- Records for this exercise
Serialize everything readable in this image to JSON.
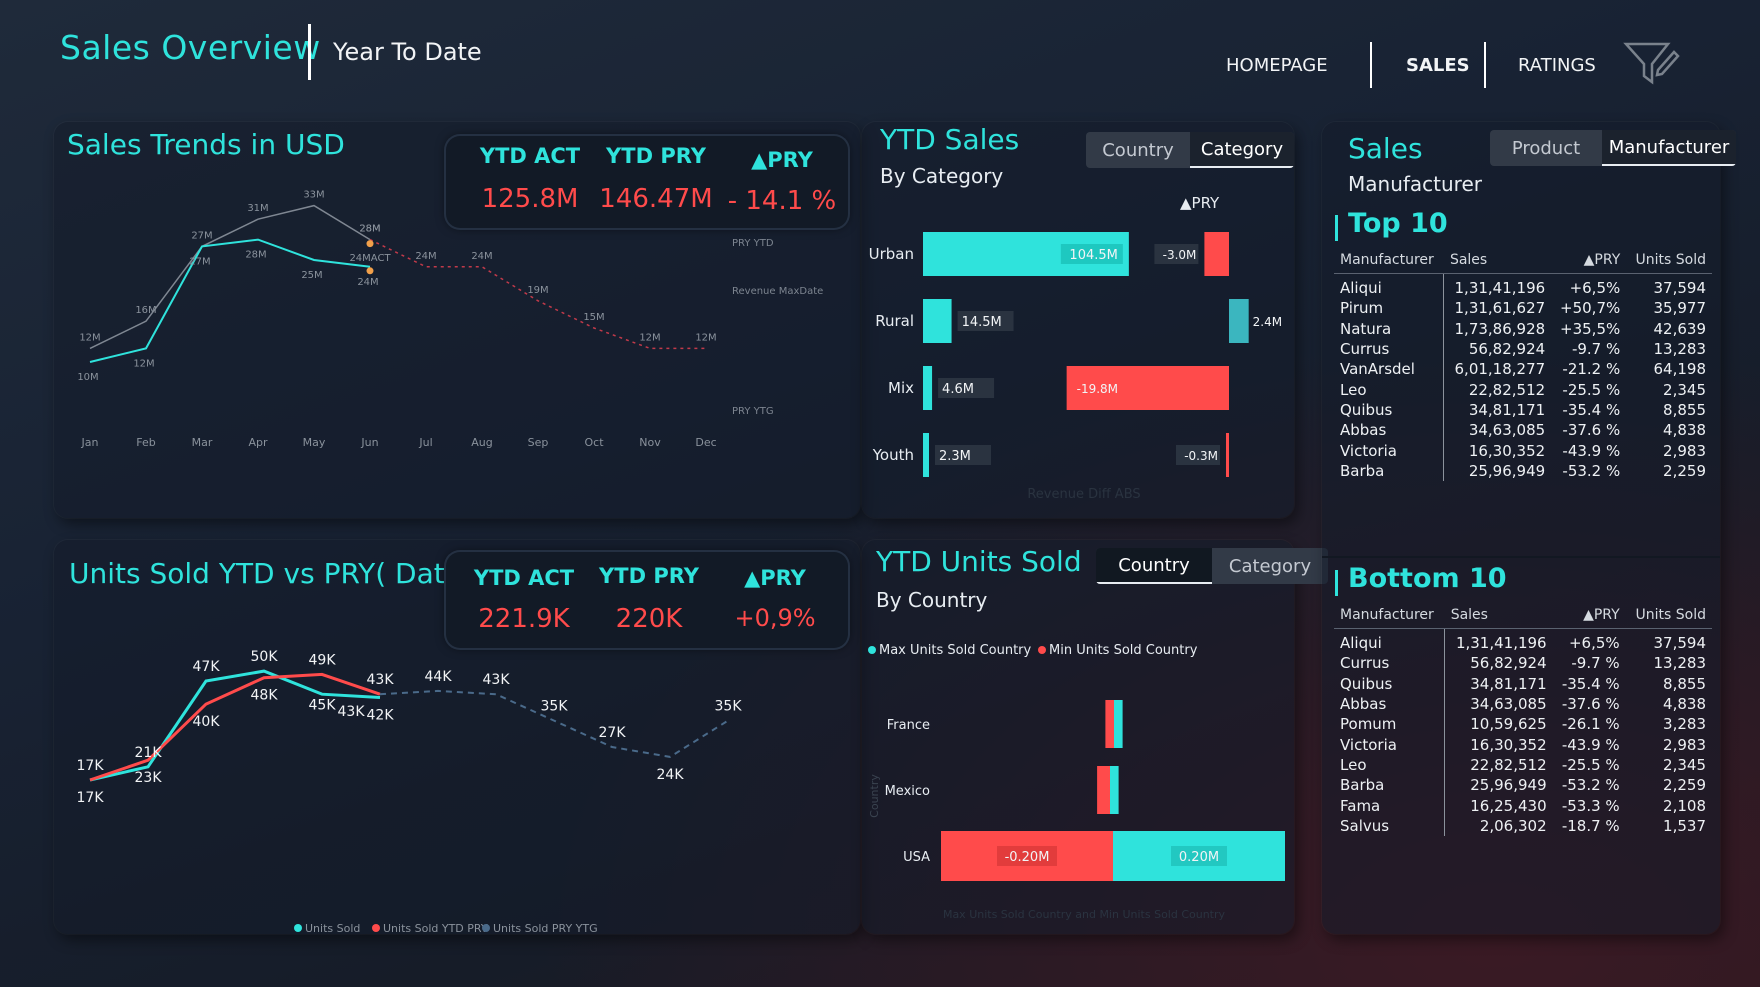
{
  "header": {
    "title": "Sales Overview",
    "subtitle": "Year To Date",
    "nav": [
      {
        "label": "HOMEPAGE",
        "active": false
      },
      {
        "label": "SALES",
        "active": true
      },
      {
        "label": "RATINGS",
        "active": false
      }
    ],
    "filter_icon": "filter-icon"
  },
  "sales_trends": {
    "title": "Sales Trends in USD",
    "kpis": {
      "act_label": "YTD ACT",
      "act_value": "125.8M",
      "pry_label": "YTD PRY",
      "pry_value": "146.47M",
      "delta_label": "▲PRY",
      "delta_value": "- 14.1 %"
    },
    "series_labels": {
      "pry_ytd": "PRY YTD",
      "maxdate": "Revenue MaxDate",
      "pry_ytg": "PRY YTG"
    },
    "chart_data": {
      "type": "line",
      "categories": [
        "Jan",
        "Feb",
        "Mar",
        "Apr",
        "May",
        "Jun",
        "Jul",
        "Aug",
        "Sep",
        "Oct",
        "Nov",
        "Dec"
      ],
      "series": [
        {
          "name": "PRY YTD",
          "values": [
            12,
            16,
            27,
            31,
            33,
            28,
            null,
            null,
            null,
            null,
            null,
            null
          ],
          "color": "#7f8792",
          "labels": [
            "12M",
            "16M",
            "27M",
            "31M",
            "33M",
            "28M"
          ]
        },
        {
          "name": "ACT",
          "values": [
            10,
            12,
            27,
            28,
            25,
            24,
            null,
            null,
            null,
            null,
            null,
            null
          ],
          "color": "#2fe3dc",
          "labels": [
            "10M",
            "12M",
            "27M",
            "28M",
            "25M",
            "24M"
          ]
        },
        {
          "name": "PRY YTG",
          "values": [
            null,
            null,
            null,
            null,
            null,
            28,
            24,
            24,
            19,
            15,
            12,
            12
          ],
          "color": "#c23a4a",
          "labels": [
            "",
            "",
            "",
            "",
            "",
            "28M",
            "24M",
            "24M",
            "19M",
            "15M",
            "12M",
            "12M"
          ]
        }
      ],
      "annotation": "24MACT",
      "ylim": [
        0,
        40
      ]
    }
  },
  "ytd_sales": {
    "title": "YTD Sales",
    "subtitle": "By Category",
    "tabs": [
      {
        "label": "Country",
        "active": false
      },
      {
        "label": "Category",
        "active": true
      }
    ],
    "delta_header": "▲PRY",
    "watermark": "Revenue Diff ABS",
    "chart_data": {
      "type": "bar",
      "categories": [
        "Urban",
        "Rural",
        "Mix",
        "Youth"
      ],
      "values": [
        104.5,
        14.5,
        4.6,
        2.3
      ],
      "value_labels": [
        "104.5M",
        "14.5M",
        "4.6M",
        "2.3M"
      ],
      "delta_values": [
        -3.0,
        2.4,
        -19.8,
        -0.3
      ],
      "delta_labels": [
        "-3.0M",
        "2.4M",
        "-19.8M",
        "-0.3M"
      ]
    }
  },
  "units_sold": {
    "title": "Units Sold YTD vs PRY( Date)",
    "kpis": {
      "act_label": "YTD ACT",
      "act_value": "221.9K",
      "pry_label": "YTD PRY",
      "pry_value": "220K",
      "delta_label": "▲PRY",
      "delta_value": "+0,9%"
    },
    "legend": [
      "Units Sold",
      "Units Sold YTD PRY",
      "Units Sold PRY YTG"
    ],
    "chart_data": {
      "type": "line",
      "categories": [
        "Jan",
        "Feb",
        "Mar",
        "Apr",
        "May",
        "Jun",
        "Jul",
        "Aug",
        "Sep",
        "Oct",
        "Nov",
        "Dec"
      ],
      "series": [
        {
          "name": "Units Sold",
          "values": [
            17,
            21,
            47,
            50,
            43,
            42,
            null,
            null,
            null,
            null,
            null,
            null
          ],
          "color": "#2fe3dc"
        },
        {
          "name": "Units Sold YTD PRY",
          "values": [
            17,
            23,
            40,
            48,
            49,
            43,
            null,
            null,
            null,
            null,
            null,
            null
          ],
          "color": "#ff4b4b"
        },
        {
          "name": "Units Sold PRY YTG",
          "values": [
            null,
            null,
            null,
            null,
            null,
            43,
            44,
            43,
            35,
            27,
            24,
            35
          ],
          "color": "#4a6a8a"
        }
      ],
      "point_labels": [
        {
          "text": "17K",
          "i": 0,
          "v": 17,
          "pos": "above"
        },
        {
          "text": "17K",
          "i": 0,
          "v": 17,
          "pos": "below"
        },
        {
          "text": "21K",
          "i": 1,
          "v": 21,
          "pos": "above"
        },
        {
          "text": "23K",
          "i": 1,
          "v": 23,
          "pos": "below"
        },
        {
          "text": "47K",
          "i": 2,
          "v": 47,
          "pos": "above"
        },
        {
          "text": "40K",
          "i": 2,
          "v": 40,
          "pos": "below"
        },
        {
          "text": "50K",
          "i": 3,
          "v": 50,
          "pos": "above"
        },
        {
          "text": "48K",
          "i": 3,
          "v": 48,
          "pos": "below"
        },
        {
          "text": "49K",
          "i": 4,
          "v": 49,
          "pos": "above"
        },
        {
          "text": "45K",
          "i": 4,
          "v": 45,
          "pos": "below"
        },
        {
          "text": "43K",
          "i": 4.5,
          "v": 43,
          "pos": "below"
        },
        {
          "text": "43K",
          "i": 5,
          "v": 43,
          "pos": "above"
        },
        {
          "text": "42K",
          "i": 5,
          "v": 42,
          "pos": "below"
        },
        {
          "text": "44K",
          "i": 6,
          "v": 44,
          "pos": "above"
        },
        {
          "text": "43K",
          "i": 7,
          "v": 43,
          "pos": "above"
        },
        {
          "text": "35K",
          "i": 8,
          "v": 35,
          "pos": "above"
        },
        {
          "text": "27K",
          "i": 9,
          "v": 27,
          "pos": "above"
        },
        {
          "text": "24K",
          "i": 10,
          "v": 24,
          "pos": "below"
        },
        {
          "text": "35K",
          "i": 11,
          "v": 35,
          "pos": "above"
        }
      ],
      "ylim": [
        0,
        60
      ]
    }
  },
  "ytd_units": {
    "title": "YTD Units Sold",
    "subtitle": "By Country",
    "tabs": [
      {
        "label": "Country",
        "active": true
      },
      {
        "label": "Category",
        "active": false
      }
    ],
    "legend": [
      "Max Units Sold Country",
      "Min Units Sold Country"
    ],
    "axis_title": "Country",
    "watermark": "Max Units Sold Country and Min Units Sold Country",
    "chart_data": {
      "type": "bar",
      "categories": [
        "France",
        "Mexico",
        "USA"
      ],
      "min_values": [
        -0.01,
        -0.015,
        -0.2
      ],
      "max_values": [
        0.01,
        0.01,
        0.2
      ],
      "labels_min": [
        "",
        "",
        "-0.20M"
      ],
      "labels_max": [
        "",
        "",
        "0.20M"
      ]
    }
  },
  "sales_manufacturer": {
    "title": "Sales",
    "subtitle": "Manufacturer",
    "tabs": [
      {
        "label": "Product",
        "active": false
      },
      {
        "label": "Manufacturer",
        "active": true
      }
    ],
    "top": {
      "title": "Top 10",
      "headers": [
        "Manufacturer",
        "Sales",
        "▲PRY",
        "Units Sold"
      ],
      "rows": [
        [
          "Aliqui",
          "1,31,41,196",
          "+6,5%",
          "37,594"
        ],
        [
          "Pirum",
          "1,31,61,627",
          "+50,7%",
          "35,977"
        ],
        [
          "Natura",
          "1,73,86,928",
          "+35,5%",
          "42,639"
        ],
        [
          "Currus",
          "56,82,924",
          "-9.7 %",
          "13,283"
        ],
        [
          "VanArsdel",
          "6,01,18,277",
          "-21.2 %",
          "64,198"
        ],
        [
          "Leo",
          "22,82,512",
          "-25.5 %",
          "2,345"
        ],
        [
          "Quibus",
          "34,81,171",
          "-35.4 %",
          "8,855"
        ],
        [
          "Abbas",
          "34,63,085",
          "-37.6 %",
          "4,838"
        ],
        [
          "Victoria",
          "16,30,352",
          "-43.9 %",
          "2,983"
        ],
        [
          "Barba",
          "25,96,949",
          "-53.2 %",
          "2,259"
        ]
      ]
    },
    "bottom": {
      "title": "Bottom 10",
      "headers": [
        "Manufacturer",
        "Sales",
        "▲PRY",
        "Units Sold"
      ],
      "rows": [
        [
          "Aliqui",
          "1,31,41,196",
          "+6,5%",
          "37,594"
        ],
        [
          "Currus",
          "56,82,924",
          "-9.7 %",
          "13,283"
        ],
        [
          "Quibus",
          "34,81,171",
          "-35.4 %",
          "8,855"
        ],
        [
          "Abbas",
          "34,63,085",
          "-37.6 %",
          "4,838"
        ],
        [
          "Pomum",
          "10,59,625",
          "-26.1 %",
          "3,283"
        ],
        [
          "Victoria",
          "16,30,352",
          "-43.9 %",
          "2,983"
        ],
        [
          "Leo",
          "22,82,512",
          "-25.5 %",
          "2,345"
        ],
        [
          "Barba",
          "25,96,949",
          "-53.2 %",
          "2,259"
        ],
        [
          "Fama",
          "16,25,430",
          "-53.3 %",
          "2,108"
        ],
        [
          "Salvus",
          "2,06,302",
          "-18.7 %",
          "1,537"
        ]
      ]
    }
  },
  "colors": {
    "teal": "#2fe3dc",
    "red": "#ff4b4b",
    "grey": "#7f8792",
    "navy": "#4a6a8a"
  }
}
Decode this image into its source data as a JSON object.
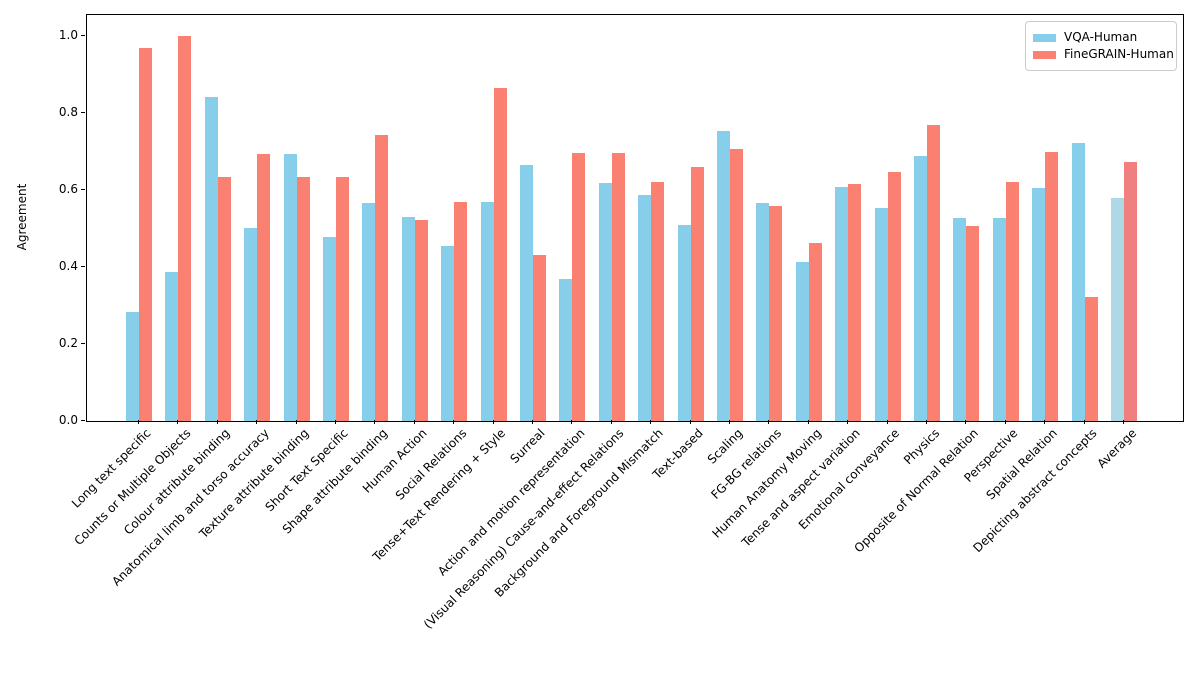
{
  "chart_data": {
    "type": "bar",
    "title": "",
    "xlabel": "",
    "ylabel": "Agreement",
    "ylim": [
      0.0,
      1.05
    ],
    "yticks": [
      0.0,
      0.2,
      0.4,
      0.6,
      0.8,
      1.0
    ],
    "grid": false,
    "legend_position": "upper right",
    "categories": [
      "Long text specific",
      "Counts or Multiple Objects",
      "Colour attribute binding",
      "Anatomical limb and torso accuracy",
      "Texture attribute binding",
      "Short Text Specific",
      "Shape attribute binding",
      "Human Action",
      "Social Relations",
      "Tense+Text Rendering + Style",
      "Surreal",
      "Action and motion representation",
      "(Visual Reasoning) Cause-and-effect Relations",
      "Background and Foreground Mismatch",
      "Text-based",
      "Scaling",
      "FG-BG relations",
      "Human Anatomy Moving",
      "Tense and aspect variation",
      "Emotional conveyance",
      "Physics",
      "Opposite of Normal Relation",
      "Perspective",
      "Spatial Relation",
      "Depicting abstract concepts",
      "Average"
    ],
    "series": [
      {
        "name": "VQA-Human",
        "color": "#87CEEB",
        "values": [
          0.282,
          0.386,
          0.842,
          0.501,
          0.694,
          0.477,
          0.567,
          0.531,
          0.455,
          0.569,
          0.664,
          0.368,
          0.617,
          0.588,
          0.509,
          0.753,
          0.566,
          0.413,
          0.608,
          0.552,
          0.688,
          0.526,
          0.526,
          0.605,
          0.723,
          0.578
        ]
      },
      {
        "name": "FineGRAIN-Human",
        "color": "#FA8072",
        "values": [
          0.969,
          1.0,
          0.634,
          0.694,
          0.633,
          0.634,
          0.742,
          0.522,
          0.57,
          0.864,
          0.432,
          0.695,
          0.696,
          0.621,
          0.66,
          0.707,
          0.558,
          0.462,
          0.615,
          0.648,
          0.768,
          0.506,
          0.621,
          0.699,
          0.321,
          0.673
        ]
      }
    ],
    "highlight_category": "Average",
    "highlight_colors": [
      "#ADD8E6",
      "#F08080"
    ]
  }
}
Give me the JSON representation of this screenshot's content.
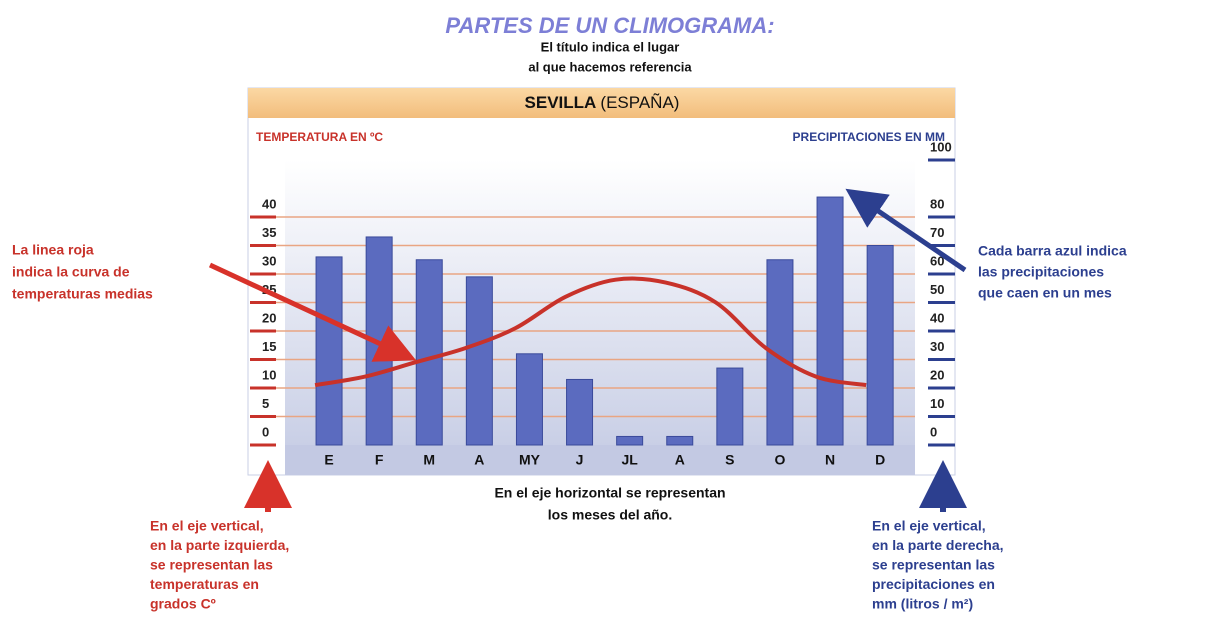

- Objective
Collect each line of the entries that has the word "Average", copying it in full.

- Reply
      "Average"
    "highlight_category": "Average",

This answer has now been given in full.